▶ REQUIREMENT
Exactly reproduce each entry, leaving out nothing.

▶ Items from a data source
######

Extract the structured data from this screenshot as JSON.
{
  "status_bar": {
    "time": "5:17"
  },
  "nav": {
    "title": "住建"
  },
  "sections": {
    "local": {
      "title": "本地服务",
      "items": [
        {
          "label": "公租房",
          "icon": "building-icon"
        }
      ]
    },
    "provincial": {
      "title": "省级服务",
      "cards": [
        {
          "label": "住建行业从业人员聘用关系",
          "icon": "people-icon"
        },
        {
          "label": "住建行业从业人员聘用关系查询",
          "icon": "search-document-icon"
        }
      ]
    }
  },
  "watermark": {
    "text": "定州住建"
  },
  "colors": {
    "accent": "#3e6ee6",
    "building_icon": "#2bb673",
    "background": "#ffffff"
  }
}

######

▶ FINISHED TASK
Extract the structured data from this screenshot as JSON.
{
  "status_bar": {
    "time": "5:17"
  },
  "nav": {
    "title": "住建"
  },
  "sections": {
    "local": {
      "title": "本地服务",
      "items": [
        {
          "label": "公租房",
          "icon": "building-icon"
        }
      ]
    },
    "provincial": {
      "title": "省级服务",
      "cards": [
        {
          "label": "住建行业从业人员聘用关系",
          "icon": "people-icon"
        },
        {
          "label": "住建行业从业人员聘用关系查询",
          "icon": "search-document-icon"
        }
      ]
    }
  },
  "watermark": {
    "text": "定州住建"
  },
  "colors": {
    "accent": "#3e6ee6",
    "building_icon": "#2bb673",
    "background": "#ffffff"
  }
}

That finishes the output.